Task to complete: Write out every entry word for word.

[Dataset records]
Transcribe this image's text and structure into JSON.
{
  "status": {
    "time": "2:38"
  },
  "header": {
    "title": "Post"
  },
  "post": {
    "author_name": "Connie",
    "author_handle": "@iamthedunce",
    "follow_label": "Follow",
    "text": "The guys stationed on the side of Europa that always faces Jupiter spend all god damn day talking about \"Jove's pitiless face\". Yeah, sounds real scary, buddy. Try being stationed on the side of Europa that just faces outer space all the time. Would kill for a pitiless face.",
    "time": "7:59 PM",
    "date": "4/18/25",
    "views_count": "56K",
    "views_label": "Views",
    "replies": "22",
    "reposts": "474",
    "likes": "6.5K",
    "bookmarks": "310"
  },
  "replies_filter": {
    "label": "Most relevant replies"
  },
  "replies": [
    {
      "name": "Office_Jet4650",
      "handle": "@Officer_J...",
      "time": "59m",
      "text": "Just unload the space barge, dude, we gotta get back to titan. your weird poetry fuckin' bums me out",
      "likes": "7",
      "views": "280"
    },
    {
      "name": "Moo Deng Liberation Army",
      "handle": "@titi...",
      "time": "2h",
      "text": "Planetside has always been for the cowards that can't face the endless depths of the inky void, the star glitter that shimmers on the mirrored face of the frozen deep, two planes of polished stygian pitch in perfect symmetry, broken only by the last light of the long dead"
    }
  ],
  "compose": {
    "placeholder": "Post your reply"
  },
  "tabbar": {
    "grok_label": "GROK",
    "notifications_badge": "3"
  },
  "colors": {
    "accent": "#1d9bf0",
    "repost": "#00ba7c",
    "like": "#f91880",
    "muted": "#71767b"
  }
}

Response below:
Transcribe this image's text and structure into JSON.
{
  "status": {
    "time": "2:38"
  },
  "header": {
    "title": "Post"
  },
  "post": {
    "author_name": "Connie",
    "author_handle": "@iamthedunce",
    "follow_label": "Follow",
    "text": "The guys stationed on the side of Europa that always faces Jupiter spend all god damn day talking about \"Jove's pitiless face\". Yeah, sounds real scary, buddy. Try being stationed on the side of Europa that just faces outer space all the time. Would kill for a pitiless face.",
    "time": "7:59 PM",
    "date": "4/18/25",
    "views_count": "56K",
    "views_label": "Views",
    "replies": "22",
    "reposts": "474",
    "likes": "6.5K",
    "bookmarks": "310"
  },
  "replies_filter": {
    "label": "Most relevant replies"
  },
  "replies": [
    {
      "name": "Office_Jet4650",
      "handle": "@Officer_J...",
      "time": "59m",
      "text": "Just unload the space barge, dude, we gotta get back to titan. your weird poetry fuckin' bums me out",
      "likes": "7",
      "views": "280"
    },
    {
      "name": "Moo Deng Liberation Army",
      "handle": "@titi...",
      "time": "2h",
      "text": "Planetside has always been for the cowards that can't face the endless depths of the inky void, the star glitter that shimmers on the mirrored face of the frozen deep, two planes of polished stygian pitch in perfect symmetry, broken only by the last light of the long dead"
    }
  ],
  "compose": {
    "placeholder": "Post your reply"
  },
  "tabbar": {
    "grok_label": "GROK",
    "notifications_badge": "3"
  },
  "colors": {
    "accent": "#1d9bf0",
    "repost": "#00ba7c",
    "like": "#f91880",
    "muted": "#71767b"
  }
}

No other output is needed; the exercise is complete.